[start]

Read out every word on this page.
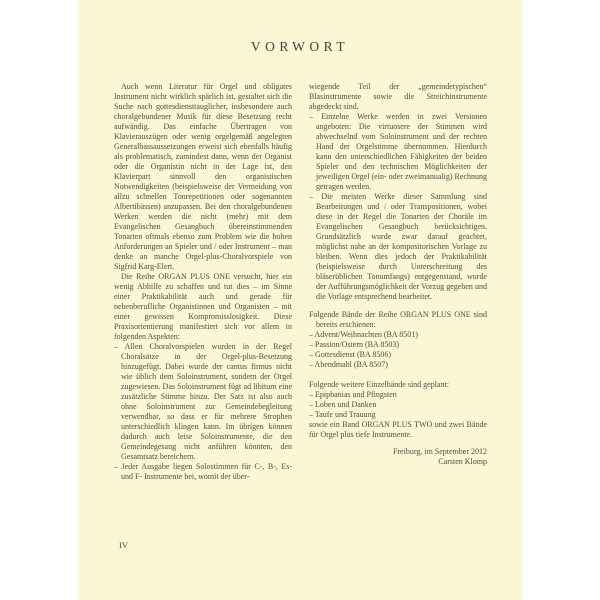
VORWORT

Auch wenn Literatur für Orgel und obligates Instrument nicht wirklich spärlich ist, gestaltet sich die Suche nach gottesdiensttauglicher, insbesondere auch choralgebundener Musik für diese Besetzung recht aufwändig. Das einfache Übertragen von Klavierauszügen oder wenig orgelgemäß angelegten Generalbassaussetzungen erweist sich ebenfalls häufig als problematisch, zumindest dann, wenn der Organist oder die Organistin nicht in der Lage ist, den Klavierpart sinnvoll den organistischen Notwendigkeiten (beispielsweise der Vermeidung von allzu schnellen Tonrepetitionen oder sogenannten Albertibässen) anzupassen. Bei den choralgebundenen Werken werden die nicht (mehr) mit dem Evangelischen Gesangbuch übereinstimmenden Tonarten oftmals ebenso zum Problem wie die hohen Anforderungen an Spieler und / oder Instrument – man denke an manche Orgel-plus-Choralvorspiele von Sigfrid Karg-Elert.

Die Reihe ORGAN PLUS ONE versucht, hier ein wenig Abhilfe zu schaffen und tut dies – im Sinne einer Praktikabilität auch und gerade für nebenberufliche Organistinnen und Organisten – mit einer gewissen Kompromisslosigkeit. Diese Praxisorientierung manifestiert sich vor allem in folgenden Aspekten:

– Allen Choralvorspielen wurden in der Regel Choralsätze in der Orgel-plus-Besetzung hinzugefügt. Dabei wurde der cantus firmus nicht wie üblich dem Soloinstrument, sondern der Orgel zugewiesen. Das Soloinstrument fügt ad libitum eine zusätzliche Stimme hinzu. Der Satz ist also auch ohne Soloinstrument zur Gemeindebegleitung verwendbar, so dass er für mehrere Strophen unterschiedlich klingen kann. Im übrigen können dadurch auch leise Soloinstrumente, die den Gemeindegesang nicht anführen könnten, den Gesamtsatz bereichern.

– Jeder Ausgabe liegen Solostimmen für C-, B-, Es- und F- Instrumente bei, womit der über-

wiegende Teil der „gemeindetypischen“ Blasinstrumente sowie die Streichinstrumente abgedeckt sind.

– Einzelne Werke werden in zwei Versionen angeboten: Die virtuosere der Stimmen wird abwechselnd vom Soloinstrument und der rechten Hand der Orgelstimme übernommen. Hierdurch kann den unterschiedlichen Fähigkeiten der beiden Spieler und den technischen Möglichkeiten der jeweiligen Orgel (ein- oder zweimanualig) Rechnung getragen werden.

– Die meisten Werke dieser Sammlung sind Bearbeitungen und / oder Transpositionen, wobei diese in der Regel die Tonarten der Choräle im Evangelischen Gesangbuch berücksichtigen. Grundsätzlich wurde zwar darauf geachtet, möglichst nahe an der kompositorischen Vorlage zu bleiben. Wenn dies jedoch der Praktikabilität (beispielsweise durch Unterschreitung des bläserüblichen Tonumfangs) entgegenstand, wurde der Aufführungsmöglichkeit der Vorzug gegeben und die Vorlage entsprechend bearbeitet.

Folgende Bände der Reihe ORGAN PLUS ONE sind bereits erschienen:

– Advent/Weihnachten (BA 8501)

– Passion/Ostern (BA 8503)

– Gottesdienst (BA 8506)

– Abendmahl (BA 8507)

Folgende weitere Einzelbände sind geplant:

– Epiphanias und Pfingsten

– Loben und Danken

– Taufe und Trauung

sowie ein Band ORGAN PLUS TWO und zwei Bände für Orgel plus tiefe Instrumente.

Freiburg, im September 2012

Carsten Klomp

IV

[end]

Problem to solve: Pictures appear in the records above. Output everything except them, exactly.

Exercise output:
Read out every word on this page.
VORWORT

Auch wenn Literatur für Orgel und obligates Instrument nicht wirklich spärlich ist, gestaltet sich die Suche nach gottesdiensttauglicher, insbesondere auch choralgebundener Musik für diese Besetzung recht aufwändig. Das einfache Übertragen von Klavierauszügen oder wenig orgelgemäß angelegten Generalbassaussetzungen erweist sich ebenfalls häufig als problematisch, zumindest dann, wenn der Organist oder die Organistin nicht in der Lage ist, den Klavierpart sinnvoll den organistischen Notwendigkeiten (beispielsweise der Vermeidung von allzu schnellen Tonrepetitionen oder sogenannten Albertibässen) anzupassen. Bei den choralgebundenen Werken werden die nicht (mehr) mit dem Evangelischen Gesangbuch übereinstimmenden Tonarten oftmals ebenso zum Problem wie die hohen Anforderungen an Spieler und / oder Instrument – man denke an manche Orgel-plus-Choralvorspiele von Sigfrid Karg-Elert.

Die Reihe ORGAN PLUS ONE versucht, hier ein wenig Abhilfe zu schaffen und tut dies – im Sinne einer Praktikabilität auch und gerade für nebenberufliche Organistinnen und Organisten – mit einer gewissen Kompromisslosigkeit. Diese Praxisorientierung manifestiert sich vor allem in folgenden Aspekten:

– Allen Choralvorspielen wurden in der Regel Choralsätze in der Orgel-plus-Besetzung hinzugefügt. Dabei wurde der cantus firmus nicht wie üblich dem Soloinstrument, sondern der Orgel zugewiesen. Das Soloinstrument fügt ad libitum eine zusätzliche Stimme hinzu. Der Satz ist also auch ohne Soloinstrument zur Gemeindebegleitung verwendbar, so dass er für mehrere Strophen unterschiedlich klingen kann. Im übrigen können dadurch auch leise Soloinstrumente, die den Gemeindegesang nicht anführen könnten, den Gesamtsatz bereichern.

– Jeder Ausgabe liegen Solostimmen für C-, B-, Es- und F- Instrumente bei, womit der über-

wiegende Teil der „gemeindetypischen“ Blasinstrumente sowie die Streichinstrumente abgedeckt sind.

– Einzelne Werke werden in zwei Versionen angeboten: Die virtuosere der Stimmen wird abwechselnd vom Soloinstrument und der rechten Hand der Orgelstimme übernommen. Hierdurch kann den unterschiedlichen Fähigkeiten der beiden Spieler und den technischen Möglichkeiten der jeweiligen Orgel (ein- oder zweimanualig) Rechnung getragen werden.

– Die meisten Werke dieser Sammlung sind Bearbeitungen und / oder Transpositionen, wobei diese in der Regel die Tonarten der Choräle im Evangelischen Gesangbuch berücksichtigen. Grundsätzlich wurde zwar darauf geachtet, möglichst nahe an der kompositorischen Vorlage zu bleiben. Wenn dies jedoch der Praktikabilität (beispielsweise durch Unterschreitung des bläserüblichen Tonumfangs) entgegenstand, wurde der Aufführungsmöglichkeit der Vorzug gegeben und die Vorlage entsprechend bearbeitet.

Folgende Bände der Reihe ORGAN PLUS ONE sind bereits erschienen:

– Advent/Weihnachten (BA 8501)

– Passion/Ostern (BA 8503)

– Gottesdienst (BA 8506)

– Abendmahl (BA 8507)

Folgende weitere Einzelbände sind geplant:

– Epiphanias und Pfingsten

– Loben und Danken

– Taufe und Trauung

sowie ein Band ORGAN PLUS TWO und zwei Bände für Orgel plus tiefe Instrumente.

Freiburg, im September 2012

Carsten Klomp

IV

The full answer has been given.